#### [WHAT IS REQUIRED]
Below are some entries. Copy each line that holds the string "screenshot".

■ ■ ■ ■

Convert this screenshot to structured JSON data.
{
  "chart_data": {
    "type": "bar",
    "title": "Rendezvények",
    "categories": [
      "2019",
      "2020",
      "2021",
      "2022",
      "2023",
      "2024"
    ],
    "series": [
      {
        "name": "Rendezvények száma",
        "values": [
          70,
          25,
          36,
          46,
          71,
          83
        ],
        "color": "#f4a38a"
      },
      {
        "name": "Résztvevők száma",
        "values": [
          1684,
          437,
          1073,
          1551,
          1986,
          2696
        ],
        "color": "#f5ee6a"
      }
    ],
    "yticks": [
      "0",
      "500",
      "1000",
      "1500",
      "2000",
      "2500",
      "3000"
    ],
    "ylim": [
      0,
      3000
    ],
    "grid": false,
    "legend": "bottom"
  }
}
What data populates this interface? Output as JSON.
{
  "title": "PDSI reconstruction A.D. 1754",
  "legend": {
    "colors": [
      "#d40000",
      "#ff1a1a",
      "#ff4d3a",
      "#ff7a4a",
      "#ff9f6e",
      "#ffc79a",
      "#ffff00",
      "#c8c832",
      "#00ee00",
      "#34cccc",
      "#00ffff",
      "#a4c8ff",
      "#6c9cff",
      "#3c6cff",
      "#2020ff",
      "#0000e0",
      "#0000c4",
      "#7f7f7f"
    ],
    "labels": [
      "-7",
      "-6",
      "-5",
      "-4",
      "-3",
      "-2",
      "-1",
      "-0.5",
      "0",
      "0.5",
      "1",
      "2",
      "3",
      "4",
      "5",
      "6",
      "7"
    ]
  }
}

■ ■ ■ ■

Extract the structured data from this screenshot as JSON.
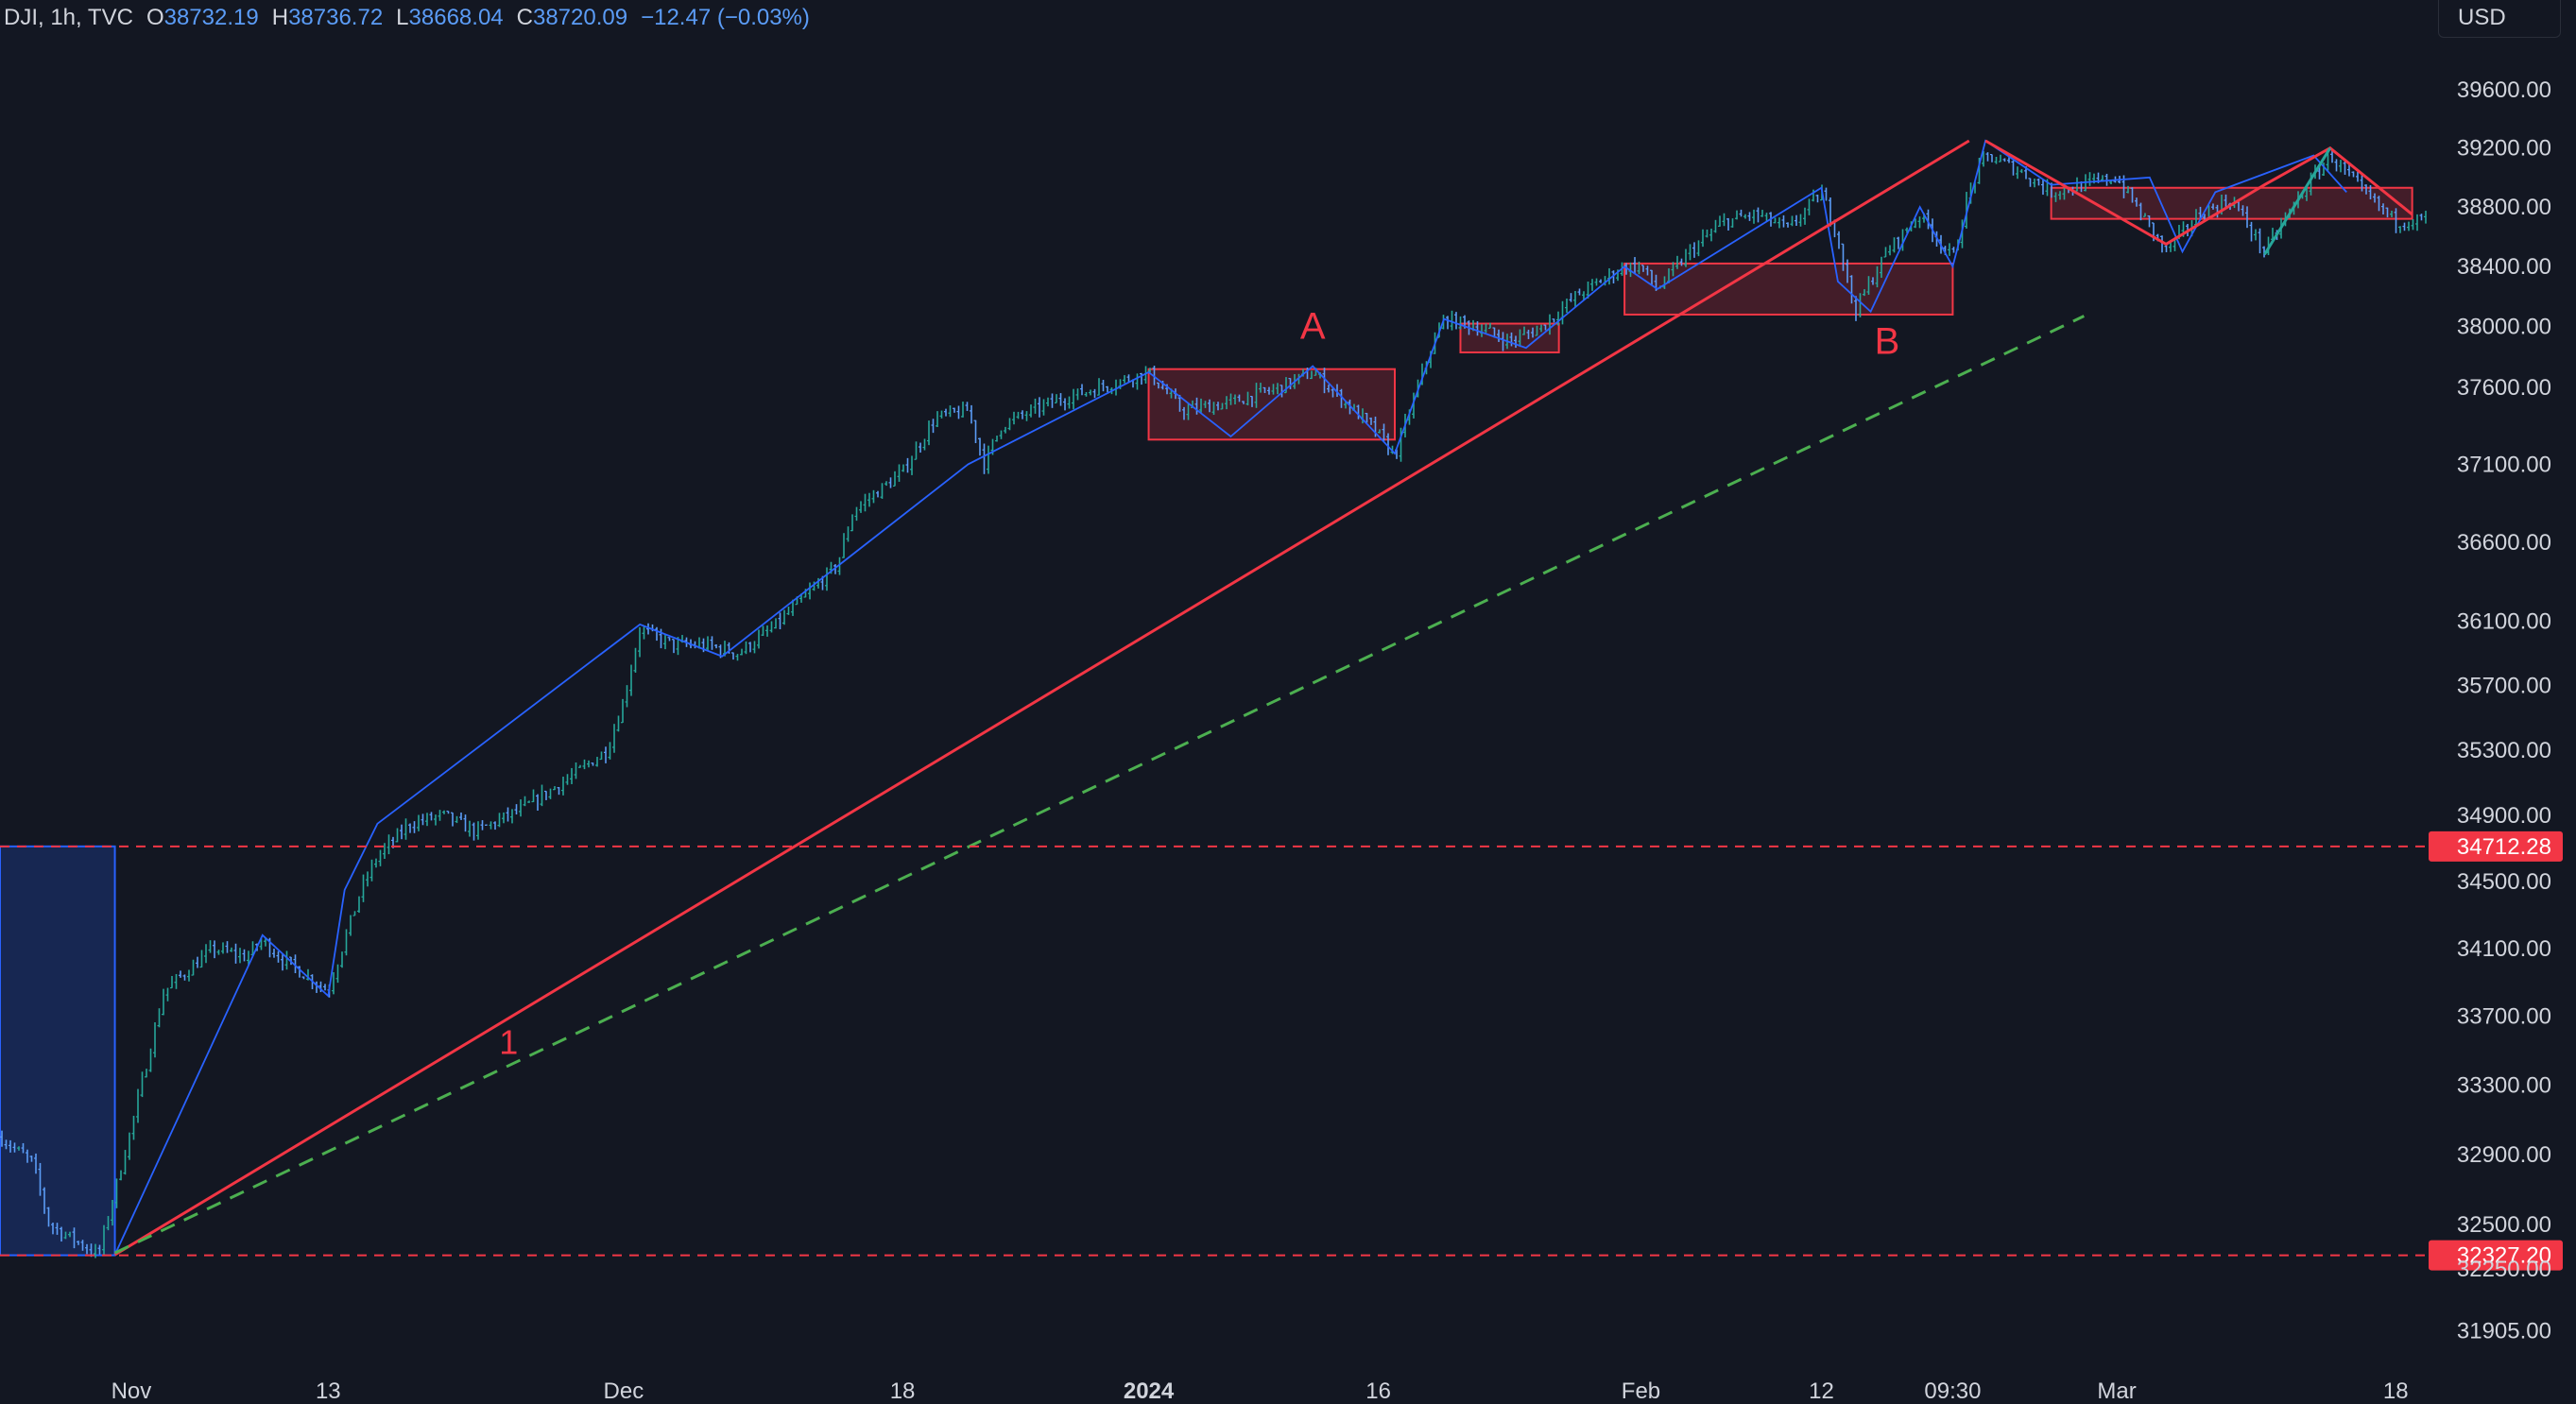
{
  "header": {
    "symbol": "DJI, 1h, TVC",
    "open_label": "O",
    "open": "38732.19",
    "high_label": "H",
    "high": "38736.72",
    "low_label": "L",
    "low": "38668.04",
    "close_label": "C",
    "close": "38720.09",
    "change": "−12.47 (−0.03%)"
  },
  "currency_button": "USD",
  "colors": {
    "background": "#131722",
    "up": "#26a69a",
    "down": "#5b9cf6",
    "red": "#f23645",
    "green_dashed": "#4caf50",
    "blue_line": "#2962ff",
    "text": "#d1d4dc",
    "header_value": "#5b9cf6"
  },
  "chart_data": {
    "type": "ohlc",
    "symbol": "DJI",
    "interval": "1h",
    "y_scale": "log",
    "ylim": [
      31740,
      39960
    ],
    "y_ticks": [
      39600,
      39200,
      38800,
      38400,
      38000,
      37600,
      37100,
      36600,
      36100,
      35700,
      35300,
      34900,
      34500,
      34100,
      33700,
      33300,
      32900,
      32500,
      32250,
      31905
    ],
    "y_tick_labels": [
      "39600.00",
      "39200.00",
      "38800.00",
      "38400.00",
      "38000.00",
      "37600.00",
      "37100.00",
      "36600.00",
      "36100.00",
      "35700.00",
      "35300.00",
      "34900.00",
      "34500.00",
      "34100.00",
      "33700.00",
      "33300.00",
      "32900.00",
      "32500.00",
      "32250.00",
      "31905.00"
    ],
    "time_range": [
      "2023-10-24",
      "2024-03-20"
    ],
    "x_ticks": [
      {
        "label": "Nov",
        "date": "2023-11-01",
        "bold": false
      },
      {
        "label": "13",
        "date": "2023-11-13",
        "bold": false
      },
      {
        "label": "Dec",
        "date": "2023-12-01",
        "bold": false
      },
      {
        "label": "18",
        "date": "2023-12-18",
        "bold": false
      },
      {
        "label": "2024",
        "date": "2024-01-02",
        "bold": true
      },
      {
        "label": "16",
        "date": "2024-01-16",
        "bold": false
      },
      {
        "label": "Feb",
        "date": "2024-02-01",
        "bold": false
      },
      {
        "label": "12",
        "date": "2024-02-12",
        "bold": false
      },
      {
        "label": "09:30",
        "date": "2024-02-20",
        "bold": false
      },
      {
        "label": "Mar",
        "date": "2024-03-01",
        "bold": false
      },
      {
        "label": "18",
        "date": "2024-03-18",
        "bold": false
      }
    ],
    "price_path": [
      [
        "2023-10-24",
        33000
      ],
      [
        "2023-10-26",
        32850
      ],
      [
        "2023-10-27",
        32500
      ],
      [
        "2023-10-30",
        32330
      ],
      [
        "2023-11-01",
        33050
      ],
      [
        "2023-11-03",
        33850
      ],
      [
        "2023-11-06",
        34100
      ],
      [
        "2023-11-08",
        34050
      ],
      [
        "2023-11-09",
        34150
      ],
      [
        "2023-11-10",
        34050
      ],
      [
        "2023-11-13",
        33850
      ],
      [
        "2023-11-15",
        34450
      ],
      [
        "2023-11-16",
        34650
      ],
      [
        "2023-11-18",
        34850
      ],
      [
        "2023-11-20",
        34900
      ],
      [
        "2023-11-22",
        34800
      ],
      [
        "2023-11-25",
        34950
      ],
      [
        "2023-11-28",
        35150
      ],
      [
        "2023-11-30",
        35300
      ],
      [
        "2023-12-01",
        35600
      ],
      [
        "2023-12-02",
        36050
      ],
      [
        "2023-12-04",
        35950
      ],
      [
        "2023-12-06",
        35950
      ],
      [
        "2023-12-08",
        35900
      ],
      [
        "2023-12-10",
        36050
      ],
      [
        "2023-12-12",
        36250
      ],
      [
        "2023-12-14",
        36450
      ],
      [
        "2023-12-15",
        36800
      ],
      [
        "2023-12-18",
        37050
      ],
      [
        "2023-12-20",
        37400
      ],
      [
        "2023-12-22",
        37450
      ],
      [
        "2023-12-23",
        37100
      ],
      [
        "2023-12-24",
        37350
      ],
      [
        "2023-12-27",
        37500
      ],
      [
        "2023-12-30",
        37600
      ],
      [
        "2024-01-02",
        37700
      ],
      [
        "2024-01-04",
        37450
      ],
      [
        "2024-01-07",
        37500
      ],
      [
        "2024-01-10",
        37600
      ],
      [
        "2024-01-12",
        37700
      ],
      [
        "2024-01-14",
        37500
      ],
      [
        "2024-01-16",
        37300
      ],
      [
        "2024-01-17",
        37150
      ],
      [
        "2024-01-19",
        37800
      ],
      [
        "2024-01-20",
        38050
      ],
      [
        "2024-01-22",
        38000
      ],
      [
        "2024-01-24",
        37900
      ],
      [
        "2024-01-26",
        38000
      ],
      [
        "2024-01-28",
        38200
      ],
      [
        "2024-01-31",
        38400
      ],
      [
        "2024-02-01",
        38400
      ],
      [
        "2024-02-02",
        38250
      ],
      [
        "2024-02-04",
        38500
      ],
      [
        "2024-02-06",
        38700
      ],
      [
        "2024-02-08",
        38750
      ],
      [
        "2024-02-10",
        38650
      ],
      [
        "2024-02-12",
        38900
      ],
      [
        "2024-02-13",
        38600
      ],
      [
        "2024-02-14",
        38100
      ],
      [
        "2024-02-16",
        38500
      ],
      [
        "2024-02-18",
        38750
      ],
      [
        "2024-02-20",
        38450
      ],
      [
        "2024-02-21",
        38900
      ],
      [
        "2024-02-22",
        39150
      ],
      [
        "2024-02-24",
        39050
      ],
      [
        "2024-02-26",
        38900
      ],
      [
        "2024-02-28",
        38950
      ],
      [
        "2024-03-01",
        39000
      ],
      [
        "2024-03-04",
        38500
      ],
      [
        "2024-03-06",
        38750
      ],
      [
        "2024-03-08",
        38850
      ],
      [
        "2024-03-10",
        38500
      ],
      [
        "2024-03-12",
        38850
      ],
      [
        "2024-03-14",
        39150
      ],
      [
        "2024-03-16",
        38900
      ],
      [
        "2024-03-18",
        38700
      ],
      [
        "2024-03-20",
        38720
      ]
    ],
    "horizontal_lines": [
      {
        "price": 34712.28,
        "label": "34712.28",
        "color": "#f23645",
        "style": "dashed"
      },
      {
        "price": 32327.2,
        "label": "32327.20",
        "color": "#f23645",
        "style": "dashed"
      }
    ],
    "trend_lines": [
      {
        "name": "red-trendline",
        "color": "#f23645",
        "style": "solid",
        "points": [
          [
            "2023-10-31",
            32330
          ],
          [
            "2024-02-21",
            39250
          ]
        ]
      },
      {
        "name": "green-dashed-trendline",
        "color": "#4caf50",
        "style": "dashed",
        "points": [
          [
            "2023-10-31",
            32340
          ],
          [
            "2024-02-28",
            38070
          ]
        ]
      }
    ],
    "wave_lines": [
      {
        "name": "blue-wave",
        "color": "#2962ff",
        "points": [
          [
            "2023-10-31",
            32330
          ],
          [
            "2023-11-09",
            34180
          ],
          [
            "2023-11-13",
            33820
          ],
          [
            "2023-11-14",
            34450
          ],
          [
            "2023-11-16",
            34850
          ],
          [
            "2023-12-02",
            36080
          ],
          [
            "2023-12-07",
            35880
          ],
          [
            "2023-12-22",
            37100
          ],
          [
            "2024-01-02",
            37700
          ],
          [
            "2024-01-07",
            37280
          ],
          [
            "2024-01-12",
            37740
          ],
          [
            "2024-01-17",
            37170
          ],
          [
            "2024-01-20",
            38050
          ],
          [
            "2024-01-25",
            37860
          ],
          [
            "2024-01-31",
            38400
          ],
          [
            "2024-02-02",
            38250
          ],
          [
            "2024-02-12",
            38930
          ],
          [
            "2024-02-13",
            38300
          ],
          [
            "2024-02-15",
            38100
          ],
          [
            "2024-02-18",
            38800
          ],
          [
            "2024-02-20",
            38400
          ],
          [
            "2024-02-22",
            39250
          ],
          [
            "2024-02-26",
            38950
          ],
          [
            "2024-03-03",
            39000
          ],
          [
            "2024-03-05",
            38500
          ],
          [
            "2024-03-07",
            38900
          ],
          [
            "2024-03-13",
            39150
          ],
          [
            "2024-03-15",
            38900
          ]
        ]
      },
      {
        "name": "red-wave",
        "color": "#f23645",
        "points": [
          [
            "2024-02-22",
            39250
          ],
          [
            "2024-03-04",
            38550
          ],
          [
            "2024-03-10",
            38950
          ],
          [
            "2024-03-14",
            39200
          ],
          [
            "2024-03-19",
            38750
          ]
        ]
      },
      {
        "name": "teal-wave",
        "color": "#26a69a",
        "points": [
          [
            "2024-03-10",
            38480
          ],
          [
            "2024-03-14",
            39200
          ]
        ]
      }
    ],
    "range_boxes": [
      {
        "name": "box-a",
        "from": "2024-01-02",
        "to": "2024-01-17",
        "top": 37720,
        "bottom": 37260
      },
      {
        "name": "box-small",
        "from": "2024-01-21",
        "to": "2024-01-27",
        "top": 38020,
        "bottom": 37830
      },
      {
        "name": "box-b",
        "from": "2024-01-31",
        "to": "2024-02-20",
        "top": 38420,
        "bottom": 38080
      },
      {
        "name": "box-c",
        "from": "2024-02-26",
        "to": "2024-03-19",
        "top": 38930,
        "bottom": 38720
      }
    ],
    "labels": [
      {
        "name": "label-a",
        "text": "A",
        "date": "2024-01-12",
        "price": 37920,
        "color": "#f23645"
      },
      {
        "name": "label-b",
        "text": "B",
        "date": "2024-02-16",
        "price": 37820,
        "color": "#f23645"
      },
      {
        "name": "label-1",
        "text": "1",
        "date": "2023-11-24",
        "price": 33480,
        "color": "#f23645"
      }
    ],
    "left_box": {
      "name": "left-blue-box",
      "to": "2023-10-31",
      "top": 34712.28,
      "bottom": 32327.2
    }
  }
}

■ ■ ■ ■

#### [TASK SOLUTION]
Convert this screenshot to structured JSON data.
Extract the structured data from this screenshot as JSON.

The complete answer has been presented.